RECORDS -
=-=-=
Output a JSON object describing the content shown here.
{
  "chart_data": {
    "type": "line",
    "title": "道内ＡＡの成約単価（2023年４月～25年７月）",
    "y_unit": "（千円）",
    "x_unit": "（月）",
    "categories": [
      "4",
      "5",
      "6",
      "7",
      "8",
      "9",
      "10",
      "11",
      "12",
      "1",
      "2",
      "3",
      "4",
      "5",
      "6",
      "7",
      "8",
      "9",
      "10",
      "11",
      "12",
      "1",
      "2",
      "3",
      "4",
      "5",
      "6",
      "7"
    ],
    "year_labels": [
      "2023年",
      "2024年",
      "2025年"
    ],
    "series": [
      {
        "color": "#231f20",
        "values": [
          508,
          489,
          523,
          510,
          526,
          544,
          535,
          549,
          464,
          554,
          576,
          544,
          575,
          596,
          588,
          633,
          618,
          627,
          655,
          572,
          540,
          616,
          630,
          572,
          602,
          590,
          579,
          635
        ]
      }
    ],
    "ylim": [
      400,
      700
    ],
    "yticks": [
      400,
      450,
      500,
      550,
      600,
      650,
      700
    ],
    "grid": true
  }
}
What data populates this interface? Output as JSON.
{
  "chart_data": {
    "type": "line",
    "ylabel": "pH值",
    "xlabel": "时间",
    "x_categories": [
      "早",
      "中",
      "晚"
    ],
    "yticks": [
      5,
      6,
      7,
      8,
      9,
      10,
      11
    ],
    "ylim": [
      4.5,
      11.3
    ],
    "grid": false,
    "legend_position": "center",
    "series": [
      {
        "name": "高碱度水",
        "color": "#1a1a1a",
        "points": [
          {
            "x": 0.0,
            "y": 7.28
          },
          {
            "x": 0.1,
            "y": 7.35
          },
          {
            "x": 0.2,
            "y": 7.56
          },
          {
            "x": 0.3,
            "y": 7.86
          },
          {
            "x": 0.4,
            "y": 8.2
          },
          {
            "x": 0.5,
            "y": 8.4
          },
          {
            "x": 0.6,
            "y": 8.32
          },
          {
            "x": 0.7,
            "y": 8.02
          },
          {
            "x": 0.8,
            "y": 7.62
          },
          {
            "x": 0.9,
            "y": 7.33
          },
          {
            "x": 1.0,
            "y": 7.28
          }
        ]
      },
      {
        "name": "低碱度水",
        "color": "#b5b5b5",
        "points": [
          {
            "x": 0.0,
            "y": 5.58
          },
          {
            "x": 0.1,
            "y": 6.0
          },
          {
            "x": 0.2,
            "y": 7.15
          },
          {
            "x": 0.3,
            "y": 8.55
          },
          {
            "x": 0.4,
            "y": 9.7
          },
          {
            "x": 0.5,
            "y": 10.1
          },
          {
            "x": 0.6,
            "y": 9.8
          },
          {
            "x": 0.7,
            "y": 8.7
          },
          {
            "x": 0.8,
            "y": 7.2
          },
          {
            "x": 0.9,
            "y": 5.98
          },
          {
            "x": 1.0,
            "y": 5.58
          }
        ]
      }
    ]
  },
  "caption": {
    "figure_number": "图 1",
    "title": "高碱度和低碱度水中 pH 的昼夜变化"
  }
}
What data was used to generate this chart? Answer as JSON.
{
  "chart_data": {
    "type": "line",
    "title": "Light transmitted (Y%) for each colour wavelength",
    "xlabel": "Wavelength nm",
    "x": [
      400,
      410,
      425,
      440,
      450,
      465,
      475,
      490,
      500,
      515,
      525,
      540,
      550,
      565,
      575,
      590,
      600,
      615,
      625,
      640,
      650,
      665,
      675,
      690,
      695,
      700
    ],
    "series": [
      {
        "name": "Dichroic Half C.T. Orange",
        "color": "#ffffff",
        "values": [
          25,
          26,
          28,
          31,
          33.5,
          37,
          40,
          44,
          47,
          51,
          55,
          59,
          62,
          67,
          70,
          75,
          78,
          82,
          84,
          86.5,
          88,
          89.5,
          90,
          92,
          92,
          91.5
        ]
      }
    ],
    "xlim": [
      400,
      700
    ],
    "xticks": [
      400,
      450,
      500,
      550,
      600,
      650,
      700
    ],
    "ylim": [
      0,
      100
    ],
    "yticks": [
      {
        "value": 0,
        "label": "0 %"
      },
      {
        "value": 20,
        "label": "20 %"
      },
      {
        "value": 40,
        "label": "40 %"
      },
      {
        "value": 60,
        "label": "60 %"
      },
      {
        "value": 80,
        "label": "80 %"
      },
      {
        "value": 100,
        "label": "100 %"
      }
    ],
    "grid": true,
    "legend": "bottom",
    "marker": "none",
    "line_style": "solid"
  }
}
=-=-=
Copy out each record exactly as given, omitting none.

RESULT OF THE TASK -
Output a JSON object describing the content shown here.
{
  "chart_data": {
    "type": "line",
    "title": "道内ＡＡの成約単価（2023年４月～25年７月）",
    "y_unit": "（千円）",
    "x_unit": "（月）",
    "categories": [
      "4",
      "5",
      "6",
      "7",
      "8",
      "9",
      "10",
      "11",
      "12",
      "1",
      "2",
      "3",
      "4",
      "5",
      "6",
      "7",
      "8",
      "9",
      "10",
      "11",
      "12",
      "1",
      "2",
      "3",
      "4",
      "5",
      "6",
      "7"
    ],
    "year_labels": [
      "2023年",
      "2024年",
      "2025年"
    ],
    "series": [
      {
        "color": "#231f20",
        "values": [
          508,
          489,
          523,
          510,
          526,
          544,
          535,
          549,
          464,
          554,
          576,
          544,
          575,
          596,
          588,
          633,
          618,
          627,
          655,
          572,
          540,
          616,
          630,
          572,
          602,
          590,
          579,
          635
        ]
      }
    ],
    "ylim": [
      400,
      700
    ],
    "yticks": [
      400,
      450,
      500,
      550,
      600,
      650,
      700
    ],
    "grid": true
  }
}
What data populates this interface? Output as JSON.
{
  "chart_data": {
    "type": "line",
    "ylabel": "pH值",
    "xlabel": "时间",
    "x_categories": [
      "早",
      "中",
      "晚"
    ],
    "yticks": [
      5,
      6,
      7,
      8,
      9,
      10,
      11
    ],
    "ylim": [
      4.5,
      11.3
    ],
    "grid": false,
    "legend_position": "center",
    "series": [
      {
        "name": "高碱度水",
        "color": "#1a1a1a",
        "points": [
          {
            "x": 0.0,
            "y": 7.28
          },
          {
            "x": 0.1,
            "y": 7.35
          },
          {
            "x": 0.2,
            "y": 7.56
          },
          {
            "x": 0.3,
            "y": 7.86
          },
          {
            "x": 0.4,
            "y": 8.2
          },
          {
            "x": 0.5,
            "y": 8.4
          },
          {
            "x": 0.6,
            "y": 8.32
          },
          {
            "x": 0.7,
            "y": 8.02
          },
          {
            "x": 0.8,
            "y": 7.62
          },
          {
            "x": 0.9,
            "y": 7.33
          },
          {
            "x": 1.0,
            "y": 7.28
          }
        ]
      },
      {
        "name": "低碱度水",
        "color": "#b5b5b5",
        "points": [
          {
            "x": 0.0,
            "y": 5.58
          },
          {
            "x": 0.1,
            "y": 6.0
          },
          {
            "x": 0.2,
            "y": 7.15
          },
          {
            "x": 0.3,
            "y": 8.55
          },
          {
            "x": 0.4,
            "y": 9.7
          },
          {
            "x": 0.5,
            "y": 10.1
          },
          {
            "x": 0.6,
            "y": 9.8
          },
          {
            "x": 0.7,
            "y": 8.7
          },
          {
            "x": 0.8,
            "y": 7.2
          },
          {
            "x": 0.9,
            "y": 5.98
          },
          {
            "x": 1.0,
            "y": 5.58
          }
        ]
      }
    ]
  },
  "caption": {
    "figure_number": "图 1",
    "title": "高碱度和低碱度水中 pH 的昼夜变化"
  }
}
What data was used to generate this chart? Answer as JSON.
{
  "chart_data": {
    "type": "line",
    "title": "Light transmitted (Y%) for each colour wavelength",
    "xlabel": "Wavelength nm",
    "x": [
      400,
      410,
      425,
      440,
      450,
      465,
      475,
      490,
      500,
      515,
      525,
      540,
      550,
      565,
      575,
      590,
      600,
      615,
      625,
      640,
      650,
      665,
      675,
      690,
      695,
      700
    ],
    "series": [
      {
        "name": "Dichroic Half C.T. Orange",
        "color": "#ffffff",
        "values": [
          25,
          26,
          28,
          31,
          33.5,
          37,
          40,
          44,
          47,
          51,
          55,
          59,
          62,
          67,
          70,
          75,
          78,
          82,
          84,
          86.5,
          88,
          89.5,
          90,
          92,
          92,
          91.5
        ]
      }
    ],
    "xlim": [
      400,
      700
    ],
    "xticks": [
      400,
      450,
      500,
      550,
      600,
      650,
      700
    ],
    "ylim": [
      0,
      100
    ],
    "yticks": [
      {
        "value": 0,
        "label": "0 %"
      },
      {
        "value": 20,
        "label": "20 %"
      },
      {
        "value": 40,
        "label": "40 %"
      },
      {
        "value": 60,
        "label": "60 %"
      },
      {
        "value": 80,
        "label": "80 %"
      },
      {
        "value": 100,
        "label": "100 %"
      }
    ],
    "grid": true,
    "legend": "bottom",
    "marker": "none",
    "line_style": "solid"
  }
}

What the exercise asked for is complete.